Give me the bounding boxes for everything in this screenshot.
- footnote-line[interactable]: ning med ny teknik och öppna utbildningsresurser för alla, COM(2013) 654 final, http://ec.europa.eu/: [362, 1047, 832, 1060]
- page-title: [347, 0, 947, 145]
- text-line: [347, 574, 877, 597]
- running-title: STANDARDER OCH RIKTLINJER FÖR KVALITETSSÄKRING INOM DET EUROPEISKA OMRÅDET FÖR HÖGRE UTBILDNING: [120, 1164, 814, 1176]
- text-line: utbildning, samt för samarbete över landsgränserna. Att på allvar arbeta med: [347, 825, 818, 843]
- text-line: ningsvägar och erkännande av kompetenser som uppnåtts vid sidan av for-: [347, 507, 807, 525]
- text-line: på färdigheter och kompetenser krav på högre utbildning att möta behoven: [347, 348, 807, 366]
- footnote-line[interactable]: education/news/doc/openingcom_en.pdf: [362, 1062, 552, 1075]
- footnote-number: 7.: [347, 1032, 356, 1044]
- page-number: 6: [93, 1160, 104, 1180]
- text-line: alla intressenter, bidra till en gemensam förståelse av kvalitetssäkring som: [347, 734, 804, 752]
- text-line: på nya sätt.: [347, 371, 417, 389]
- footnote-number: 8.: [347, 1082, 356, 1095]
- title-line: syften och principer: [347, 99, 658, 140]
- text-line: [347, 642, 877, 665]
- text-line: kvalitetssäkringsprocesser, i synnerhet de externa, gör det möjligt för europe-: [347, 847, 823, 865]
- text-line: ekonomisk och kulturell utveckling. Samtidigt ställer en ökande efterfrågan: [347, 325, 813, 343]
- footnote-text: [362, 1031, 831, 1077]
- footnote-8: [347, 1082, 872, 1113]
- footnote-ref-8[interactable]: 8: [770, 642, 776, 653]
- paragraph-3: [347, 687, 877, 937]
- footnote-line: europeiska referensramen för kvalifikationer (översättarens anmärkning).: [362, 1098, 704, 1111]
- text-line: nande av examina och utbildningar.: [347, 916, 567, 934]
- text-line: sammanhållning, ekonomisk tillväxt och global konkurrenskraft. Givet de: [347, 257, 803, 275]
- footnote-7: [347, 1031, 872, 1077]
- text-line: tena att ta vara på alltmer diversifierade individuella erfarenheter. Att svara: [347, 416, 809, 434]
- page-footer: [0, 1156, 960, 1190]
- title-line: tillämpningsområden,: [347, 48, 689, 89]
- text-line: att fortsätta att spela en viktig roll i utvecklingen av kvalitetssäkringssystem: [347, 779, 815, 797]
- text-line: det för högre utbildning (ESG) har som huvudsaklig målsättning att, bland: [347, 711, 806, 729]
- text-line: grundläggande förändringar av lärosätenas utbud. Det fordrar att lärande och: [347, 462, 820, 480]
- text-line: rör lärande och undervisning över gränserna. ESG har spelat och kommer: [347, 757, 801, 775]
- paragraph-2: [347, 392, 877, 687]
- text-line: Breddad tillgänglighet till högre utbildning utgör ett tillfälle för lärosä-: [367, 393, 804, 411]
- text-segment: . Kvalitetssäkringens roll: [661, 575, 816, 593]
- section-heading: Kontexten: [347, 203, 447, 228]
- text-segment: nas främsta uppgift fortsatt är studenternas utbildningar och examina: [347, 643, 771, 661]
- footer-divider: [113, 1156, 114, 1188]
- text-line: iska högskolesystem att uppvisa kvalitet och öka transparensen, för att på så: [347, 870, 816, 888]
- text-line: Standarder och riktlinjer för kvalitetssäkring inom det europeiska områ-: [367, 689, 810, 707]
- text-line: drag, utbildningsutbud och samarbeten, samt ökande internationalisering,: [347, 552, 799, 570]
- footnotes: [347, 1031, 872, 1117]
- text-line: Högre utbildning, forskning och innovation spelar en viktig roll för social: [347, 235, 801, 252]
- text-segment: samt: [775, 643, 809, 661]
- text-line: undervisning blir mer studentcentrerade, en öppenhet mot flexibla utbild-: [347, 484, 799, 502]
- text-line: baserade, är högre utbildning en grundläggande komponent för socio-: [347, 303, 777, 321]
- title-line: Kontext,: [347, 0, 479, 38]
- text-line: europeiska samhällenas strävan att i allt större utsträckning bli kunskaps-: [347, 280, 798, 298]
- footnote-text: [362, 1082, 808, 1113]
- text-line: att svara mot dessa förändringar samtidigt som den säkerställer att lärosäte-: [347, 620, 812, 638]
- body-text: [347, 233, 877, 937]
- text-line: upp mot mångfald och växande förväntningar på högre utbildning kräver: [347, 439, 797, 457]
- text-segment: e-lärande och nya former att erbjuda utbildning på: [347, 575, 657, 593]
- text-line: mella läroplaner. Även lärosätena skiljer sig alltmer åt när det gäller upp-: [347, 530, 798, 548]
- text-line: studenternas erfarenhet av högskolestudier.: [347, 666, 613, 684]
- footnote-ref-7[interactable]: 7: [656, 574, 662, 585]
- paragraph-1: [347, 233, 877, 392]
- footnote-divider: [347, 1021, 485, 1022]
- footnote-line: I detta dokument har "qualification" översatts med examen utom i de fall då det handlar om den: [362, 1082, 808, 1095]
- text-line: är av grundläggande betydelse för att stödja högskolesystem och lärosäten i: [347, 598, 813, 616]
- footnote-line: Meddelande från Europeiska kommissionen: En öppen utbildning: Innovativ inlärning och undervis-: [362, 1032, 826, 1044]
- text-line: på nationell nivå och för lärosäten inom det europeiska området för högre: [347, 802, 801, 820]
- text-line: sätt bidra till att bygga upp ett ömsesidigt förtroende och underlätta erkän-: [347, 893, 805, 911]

--------------------------------

• _PROBLEM STATEMENT_
Reproduce every item above word for word, with nothing added or left out.

• _ANSWER TO THE TASK_
Give me the bounding boxes for everything in this screenshot.
- footnote-line[interactable]: ning med ny teknik och öppna utbildningsresurser för alla, COM(2013) 654 final, http://ec.europa.eu/: [362, 1047, 832, 1060]
- page-title: [347, 0, 947, 145]
- text-line: [347, 574, 877, 597]
- running-title: STANDARDER OCH RIKTLINJER FÖR KVALITETSSÄKRING INOM DET EUROPEISKA OMRÅDET FÖR HÖGRE UTBILDNING: [120, 1164, 814, 1176]
- text-line: utbildning, samt för samarbete över landsgränserna. Att på allvar arbeta med: [347, 825, 818, 843]
- text-line: ningsvägar och erkännande av kompetenser som uppnåtts vid sidan av for-: [347, 507, 807, 525]
- text-line: på färdigheter och kompetenser krav på högre utbildning att möta behoven: [347, 348, 807, 366]
- footnote-line[interactable]: education/news/doc/openingcom_en.pdf: [362, 1062, 552, 1075]
- footnote-number: 7.: [347, 1032, 356, 1044]
- page-number: 6: [93, 1160, 104, 1180]
- text-line: alla intressenter, bidra till en gemensam förståelse av kvalitetssäkring som: [347, 734, 804, 752]
- text-line: på nya sätt.: [347, 371, 417, 389]
- footnote-number: 8.: [347, 1082, 356, 1095]
- title-line: syften och principer: [347, 99, 658, 140]
- text-line: [347, 642, 877, 665]
- text-line: kvalitetssäkringsprocesser, i synnerhet de externa, gör det möjligt för europe-: [347, 847, 823, 865]
- text-line: ekonomisk och kulturell utveckling. Samtidigt ställer en ökande efterfrågan: [347, 325, 813, 343]
- footnote-text: [362, 1031, 831, 1077]
- footnote-8: [347, 1082, 872, 1113]
- footnote-ref-8[interactable]: 8: [770, 642, 776, 653]
- paragraph-3: [347, 687, 877, 937]
- footnote-line: europeiska referensramen för kvalifikationer (översättarens anmärkning).: [362, 1098, 704, 1111]
- text-line: nande av examina och utbildningar.: [347, 916, 567, 934]
- text-line: sammanhållning, ekonomisk tillväxt och global konkurrenskraft. Givet de: [347, 257, 803, 275]
- footnote-7: [347, 1031, 872, 1077]
- text-line: tena att ta vara på alltmer diversifierade individuella erfarenheter. Att svara: [347, 416, 809, 434]
- page-footer: [0, 1156, 960, 1190]
- title-line: tillämpningsområden,: [347, 48, 689, 89]
- text-line: att fortsätta att spela en viktig roll i utvecklingen av kvalitetssäkringssystem: [347, 779, 815, 797]
- text-line: det för högre utbildning (ESG) har som huvudsaklig målsättning att, bland: [347, 711, 806, 729]
- text-line: grundläggande förändringar av lärosätenas utbud. Det fordrar att lärande och: [347, 462, 820, 480]
- text-line: rör lärande och undervisning över gränserna. ESG har spelat och kommer: [347, 757, 801, 775]
- paragraph-2: [347, 392, 877, 687]
- text-line: Breddad tillgänglighet till högre utbildning utgör ett tillfälle för lärosä-: [367, 393, 804, 411]
- text-segment: . Kvalitetssäkringens roll: [661, 575, 816, 593]
- section-heading: Kontexten: [347, 203, 447, 228]
- text-segment: nas främsta uppgift fortsatt är studenternas utbildningar och examina: [347, 643, 771, 661]
- footer-divider: [113, 1156, 114, 1188]
- text-line: iska högskolesystem att uppvisa kvalitet och öka transparensen, för att på så: [347, 870, 816, 888]
- text-line: Standarder och riktlinjer för kvalitetssäkring inom det europeiska områ-: [367, 689, 810, 707]
- text-line: drag, utbildningsutbud och samarbeten, samt ökande internationalisering,: [347, 552, 799, 570]
- footnotes: [347, 1031, 872, 1117]
- text-line: Högre utbildning, forskning och innovation spelar en viktig roll för social: [347, 235, 801, 252]
- text-segment: samt: [775, 643, 809, 661]
- text-line: undervisning blir mer studentcentrerade, en öppenhet mot flexibla utbild-: [347, 484, 799, 502]
- text-line: baserade, är högre utbildning en grundläggande komponent för socio-: [347, 303, 777, 321]
- title-line: Kontext,: [347, 0, 479, 38]
- text-line: europeiska samhällenas strävan att i allt större utsträckning bli kunskaps-: [347, 280, 798, 298]
- footnote-text: [362, 1082, 808, 1113]
- text-line: att svara mot dessa förändringar samtidigt som den säkerställer att lärosäte-: [347, 620, 812, 638]
- body-text: [347, 233, 877, 937]
- text-line: upp mot mångfald och växande förväntningar på högre utbildning kräver: [347, 439, 797, 457]
- text-segment: e-lärande och nya former att erbjuda utbildning på: [347, 575, 657, 593]
- text-line: mella läroplaner. Även lärosätena skiljer sig alltmer åt när det gäller upp-: [347, 530, 798, 548]
- text-line: studenternas erfarenhet av högskolestudier.: [347, 666, 613, 684]
- footnote-ref-7[interactable]: 7: [656, 574, 662, 585]
- paragraph-1: [347, 233, 877, 392]
- footnote-divider: [347, 1021, 485, 1022]
- footnote-line: I detta dokument har "qualification" översatts med examen utom i de fall då det handlar om den: [362, 1082, 808, 1095]
- text-line: är av grundläggande betydelse för att stödja högskolesystem och lärosäten i: [347, 598, 813, 616]
- footnote-line: Meddelande från Europeiska kommissionen: En öppen utbildning: Innovativ inlärning och undervis-: [362, 1032, 826, 1044]
- text-line: på nationell nivå och för lärosäten inom det europeiska området för högre: [347, 802, 801, 820]
- text-line: sätt bidra till att bygga upp ett ömsesidigt förtroende och underlätta erkän-: [347, 893, 805, 911]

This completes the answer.